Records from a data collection

---------------

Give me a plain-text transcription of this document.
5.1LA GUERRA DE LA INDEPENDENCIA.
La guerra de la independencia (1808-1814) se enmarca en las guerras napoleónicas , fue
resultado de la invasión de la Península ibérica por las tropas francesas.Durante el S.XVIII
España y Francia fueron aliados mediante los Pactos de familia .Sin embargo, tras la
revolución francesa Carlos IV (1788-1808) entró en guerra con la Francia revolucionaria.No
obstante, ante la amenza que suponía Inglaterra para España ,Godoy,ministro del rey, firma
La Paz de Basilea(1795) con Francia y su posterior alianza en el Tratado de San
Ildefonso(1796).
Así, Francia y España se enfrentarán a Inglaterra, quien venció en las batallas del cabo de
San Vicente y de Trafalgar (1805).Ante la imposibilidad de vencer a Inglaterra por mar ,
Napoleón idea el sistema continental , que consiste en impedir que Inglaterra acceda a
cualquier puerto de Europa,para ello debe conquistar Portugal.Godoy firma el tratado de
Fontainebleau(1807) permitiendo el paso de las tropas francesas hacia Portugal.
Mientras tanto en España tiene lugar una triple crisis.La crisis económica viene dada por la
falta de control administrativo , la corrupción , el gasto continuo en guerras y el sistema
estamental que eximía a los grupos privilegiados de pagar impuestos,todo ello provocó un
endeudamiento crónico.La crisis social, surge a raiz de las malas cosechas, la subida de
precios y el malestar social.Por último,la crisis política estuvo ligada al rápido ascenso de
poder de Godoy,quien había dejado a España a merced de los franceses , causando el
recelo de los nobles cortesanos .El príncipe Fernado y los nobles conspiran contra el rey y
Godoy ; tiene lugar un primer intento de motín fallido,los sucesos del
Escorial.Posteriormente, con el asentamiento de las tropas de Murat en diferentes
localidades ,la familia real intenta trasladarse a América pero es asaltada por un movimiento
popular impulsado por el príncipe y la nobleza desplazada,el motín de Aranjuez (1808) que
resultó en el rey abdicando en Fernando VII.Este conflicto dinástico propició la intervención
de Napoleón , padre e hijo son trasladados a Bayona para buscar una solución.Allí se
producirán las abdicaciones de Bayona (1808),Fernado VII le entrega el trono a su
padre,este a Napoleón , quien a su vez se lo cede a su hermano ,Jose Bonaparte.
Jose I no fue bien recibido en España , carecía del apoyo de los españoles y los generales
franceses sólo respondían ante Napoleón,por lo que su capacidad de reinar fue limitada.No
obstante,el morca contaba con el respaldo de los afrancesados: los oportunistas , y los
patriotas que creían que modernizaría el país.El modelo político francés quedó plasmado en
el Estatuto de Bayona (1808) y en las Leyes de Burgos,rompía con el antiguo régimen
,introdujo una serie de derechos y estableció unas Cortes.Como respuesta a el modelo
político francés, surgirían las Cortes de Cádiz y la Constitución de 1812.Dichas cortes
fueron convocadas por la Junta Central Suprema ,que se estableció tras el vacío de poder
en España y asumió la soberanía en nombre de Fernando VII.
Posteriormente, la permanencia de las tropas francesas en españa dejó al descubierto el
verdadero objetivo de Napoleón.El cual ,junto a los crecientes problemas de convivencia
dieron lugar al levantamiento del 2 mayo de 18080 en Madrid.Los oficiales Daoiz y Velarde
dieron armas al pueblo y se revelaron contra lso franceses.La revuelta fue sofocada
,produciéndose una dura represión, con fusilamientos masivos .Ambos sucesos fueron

---------------

• **GIVEN PROBLEM**
From the records above, copy every line that holds the word "Godoy".

• **RESULT OF THE EXERCISE**
obstante, ante la amenza que suponía Inglaterra para España ,Godoy,ministro del rey, firma
cualquier puerto de Europa,para ello debe conquistar Portugal.Godoy firma el tratado de
poder de Godoy,quien había dejado a España a merced de los franceses , causando el
Godoy ; tiene lugar un primer intento de motín fallido,los sucesos del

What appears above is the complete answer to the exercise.